Required work:
Each entry here needs to be set down again exactly, please; pictures are left out.

START

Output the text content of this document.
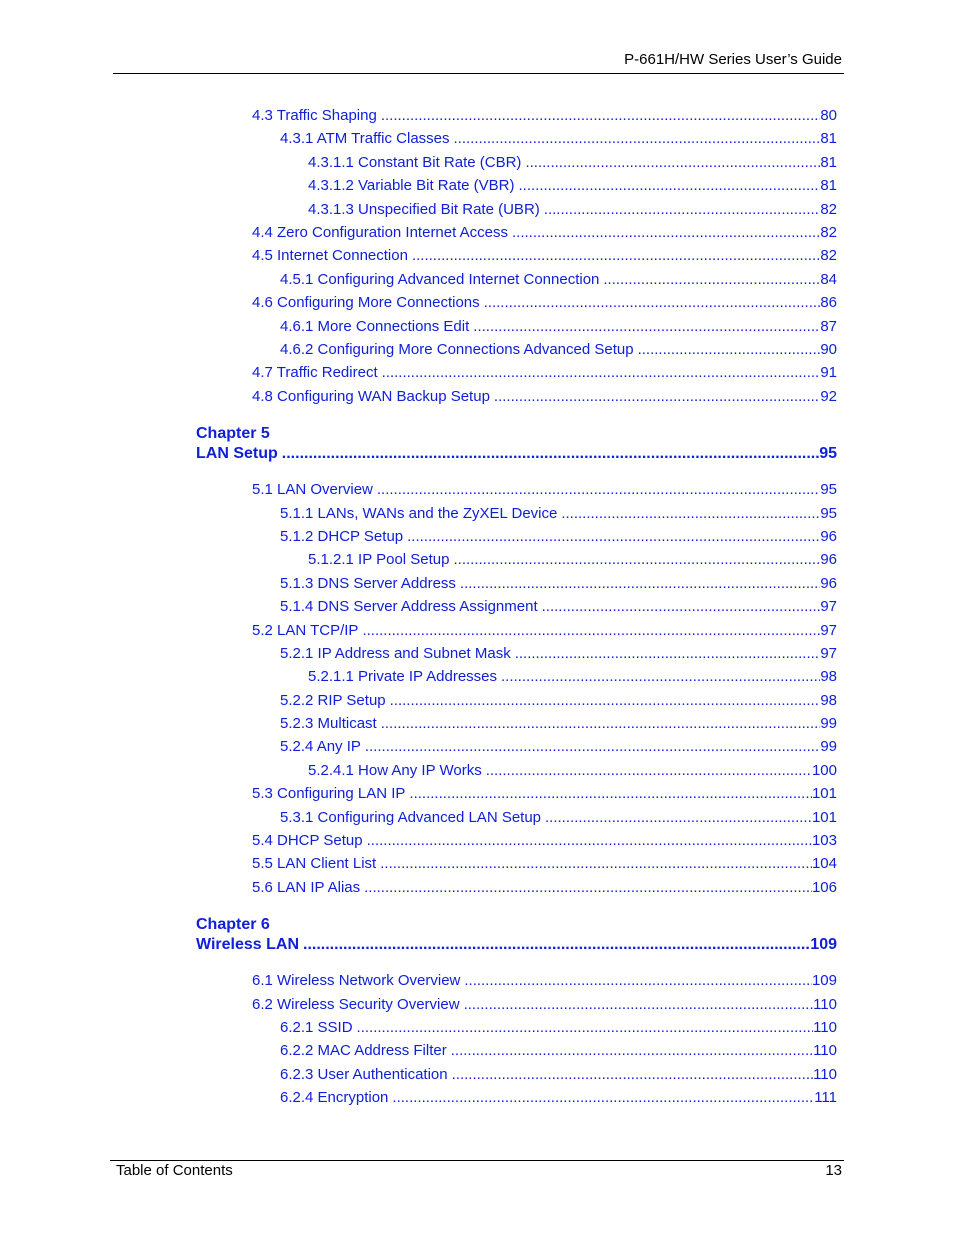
P-661H/HW Series User’s Guide
4.3 Traffic Shaping .....	80
4.3.1 ATM Traffic Classes .....	81
4.3.1.1 Constant Bit Rate (CBR) .....	81
4.3.1.2 Variable Bit Rate (VBR) .....	81
4.3.1.3 Unspecified Bit Rate (UBR) .....	82
4.4 Zero Configuration Internet Access .....	82
4.5 Internet Connection .....	82
4.5.1 Configuring Advanced Internet Connection .....	84
4.6 Configuring More Connections .....	86
4.6.1 More Connections Edit .....	87
4.6.2 Configuring More Connections Advanced Setup .....	90
4.7 Traffic Redirect .....	91
4.8 Configuring WAN Backup Setup .....	92
Chapter 5
LAN Setup .....	95
5.1 LAN Overview .....	95
5.1.1 LANs, WANs and the ZyXEL Device .....	95
5.1.2 DHCP Setup .....	96
5.1.2.1 IP Pool Setup .....	96
5.1.3 DNS Server Address .....	96
5.1.4 DNS Server Address Assignment .....	97
5.2 LAN TCP/IP .....	97
5.2.1 IP Address and Subnet Mask .....	97
5.2.1.1 Private IP Addresses .....	98
5.2.2 RIP Setup .....	98
5.2.3 Multicast .....	99
5.2.4 Any IP .....	99
5.2.4.1 How Any IP Works .....	100
5.3 Configuring LAN IP .....	101
5.3.1 Configuring Advanced LAN Setup .....	101
5.4 DHCP Setup .....	103
5.5 LAN Client List .....	104
5.6 LAN IP Alias .....	106
Chapter 6
Wireless LAN .....	109
6.1 Wireless Network Overview .....	109
6.2 Wireless Security Overview .....	110
6.2.1 SSID .....	110
6.2.2 MAC Address Filter .....	110
6.2.3 User Authentication .....	110
6.2.4 Encryption .....	111
Table of Contents	13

END

Final result:
Output the text content of this document.
P-661H/HW Series User’s Guide
4.3 Traffic Shaping .....	80
4.3.1 ATM Traffic Classes .....	81
4.3.1.1 Constant Bit Rate (CBR) .....	81
4.3.1.2 Variable Bit Rate (VBR) .....	81
4.3.1.3 Unspecified Bit Rate (UBR) .....	82
4.4 Zero Configuration Internet Access .....	82
4.5 Internet Connection .....	82
4.5.1 Configuring Advanced Internet Connection .....	84
4.6 Configuring More Connections .....	86
4.6.1 More Connections Edit .....	87
4.6.2 Configuring More Connections Advanced Setup .....	90
4.7 Traffic Redirect .....	91
4.8 Configuring WAN Backup Setup .....	92
Chapter 5
LAN Setup .....	95
5.1 LAN Overview .....	95
5.1.1 LANs, WANs and the ZyXEL Device .....	95
5.1.2 DHCP Setup .....	96
5.1.2.1 IP Pool Setup .....	96
5.1.3 DNS Server Address .....	96
5.1.4 DNS Server Address Assignment .....	97
5.2 LAN TCP/IP .....	97
5.2.1 IP Address and Subnet Mask .....	97
5.2.1.1 Private IP Addresses .....	98
5.2.2 RIP Setup .....	98
5.2.3 Multicast .....	99
5.2.4 Any IP .....	99
5.2.4.1 How Any IP Works .....	100
5.3 Configuring LAN IP .....	101
5.3.1 Configuring Advanced LAN Setup .....	101
5.4 DHCP Setup .....	103
5.5 LAN Client List .....	104
5.6 LAN IP Alias .....	106
Chapter 6
Wireless LAN .....	109
6.1 Wireless Network Overview .....	109
6.2 Wireless Security Overview .....	110
6.2.1 SSID .....	110
6.2.2 MAC Address Filter .....	110
6.2.3 User Authentication .....	110
6.2.4 Encryption .....	111
Table of Contents	13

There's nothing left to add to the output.